### Records for the task

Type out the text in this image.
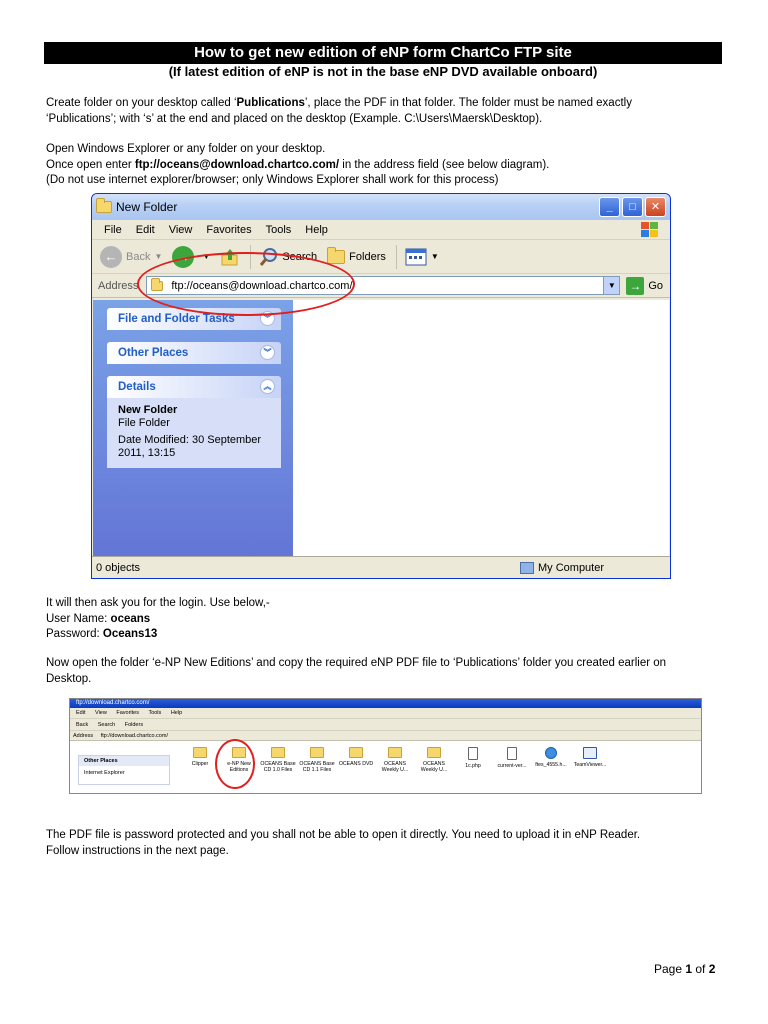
How to get new edition of eNP form ChartCo FTP site
(If latest edition of eNP is not in the base eNP DVD available onboard)
Create folder on your desktop called ‘Publications’, place the PDF in that folder. The folder must be named exactly
‘Publications’; with ‘s’ at the end and placed on the desktop (Example. C:\Users\Maersk\Desktop).
Open Windows Explorer or any folder on your desktop.
Once open enter ftp://oceans@download.chartco.com/ in the address field (see below diagram).
(Do not use internet explorer/browser; only Windows Explorer shall work for this process)
New Folder	_	□	✕
File Edit View Favorites Tools Help
← Back ▼	→	▼	Search	Folders	▼
Address	ftp://oceans@download.chartco.com/	▼ → Go
File and Folder Tasks	︾
Other Places	︾
Details	︽
New Folder
File Folder
Date Modified: 30 September
2011, 13:15
0 objects	My Computer
It will then ask you for the login. Use below,-
User Name: oceans
Password: Oceans13
Now open the folder ‘e-NP New Editions’ and copy the required eNP PDF file to ‘Publications’ folder you created earlier on
Desktop.
ftp://download.chartco.com/
Edit View Favorites Tools Help
Back Search Folders
Address ftp://download.chartco.com/
Other Places
Internet Explorer
Clipper	e-NP New
Editions
OCEANS Base
CD 1.0 Files
OCEANS Base
CD 1.1 Files
OCEANS DVD	OCEANS
Weekly U...
OCEANS
Weekly U...
1c.php	current-ver...	ftes_4555.h...	TeamViewer...
The PDF file is password protected and you shall not be able to open it directly. You need to upload it in eNP Reader.
Follow instructions in the next page.
Page 1 of 2
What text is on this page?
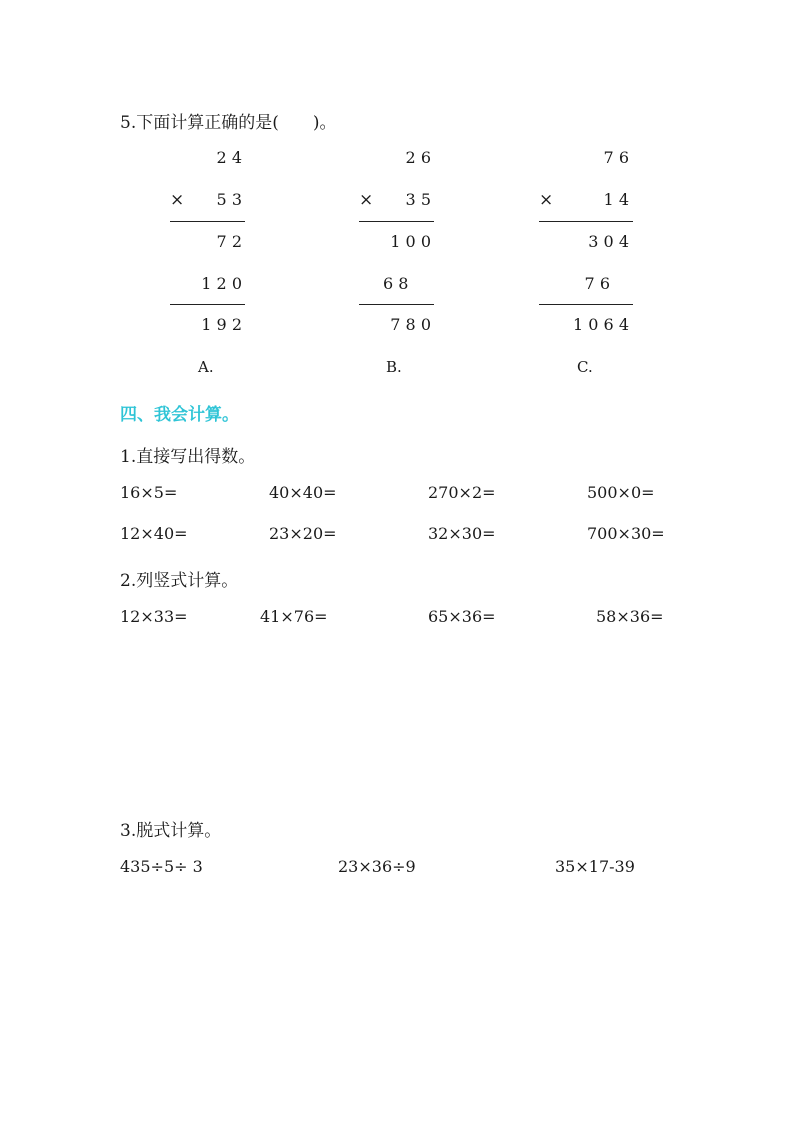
5.下面计算正确的是(　　)。
2 4
×	5 3
7 2
1 2 0
1 9 2
A.
2 6
×	3 5
1 0 0
6 8
7 8 0
B.
7 6
×	1 4
3 0 4
7 6
1 0 6 4
C.
四、我会计算。
1.直接写出得数。
16×5=	40×40=	270×2=	500×0=
12×40=	23×20=	32×30=	700×30=
2.列竖式计算。
12×33=	41×76=	65×36=	58×36=
3.脱式计算。
435÷5÷ 3	23×36÷9	35×17-39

######

▶ _Work to complete_
Transcribe all of the entries word for word, but skip any pictures they contain.

▶ _Problem solution_
Type out the text in this image.
How to get new edition of eNP form ChartCo FTP site
(If latest edition of eNP is not in the base eNP DVD available onboard)
Create folder on your desktop called ‘Publications’, place the PDF in that folder. The folder must be named exactly
‘Publications’; with ‘s’ at the end and placed on the desktop (Example. C:\Users\Maersk\Desktop).
Open Windows Explorer or any folder on your desktop.
Once open enter ftp://oceans@download.chartco.com/ in the address field (see below diagram).
(Do not use internet explorer/browser; only Windows Explorer shall work for this process)
New Folder	_	□	✕
File Edit View Favorites Tools Help
← Back ▼	→	▼	Search	Folders	▼
Address	ftp://oceans@download.chartco.com/	▼ → Go
File and Folder Tasks	︾
Other Places	︾
Details	︽
New Folder
File Folder
Date Modified: 30 September
2011, 13:15
0 objects	My Computer
It will then ask you for the login. Use below,-
User Name: oceans
Password: Oceans13
Now open the folder ‘e-NP New Editions’ and copy the required eNP PDF file to ‘Publications’ folder you created earlier on
Desktop.
ftp://download.chartco.com/
Edit View Favorites Tools Help
Back Search Folders
Address ftp://download.chartco.com/
Other Places
Internet Explorer
Clipper	e-NP New
Editions
OCEANS Base
CD 1.0 Files
OCEANS Base
CD 1.1 Files
OCEANS DVD	OCEANS
Weekly U...
OCEANS
Weekly U...
1c.php	current-ver...	ftes_4555.h...	TeamViewer...
The PDF file is password protected and you shall not be able to open it directly. You need to upload it in eNP Reader.
Follow instructions in the next page.
Page 1 of 2
What text is on this page?
5.下面计算正确的是(　　)。
2 4
×	5 3
7 2
1 2 0
1 9 2
A.
2 6
×	3 5
1 0 0
6 8
7 8 0
B.
7 6
×	1 4
3 0 4
7 6
1 0 6 4
C.
四、我会计算。
1.直接写出得数。
16×5=	40×40=	270×2=	500×0=
12×40=	23×20=	32×30=	700×30=
2.列竖式计算。
12×33=	41×76=	65×36=	58×36=
3.脱式计算。
435÷5÷ 3	23×36÷9	35×17-39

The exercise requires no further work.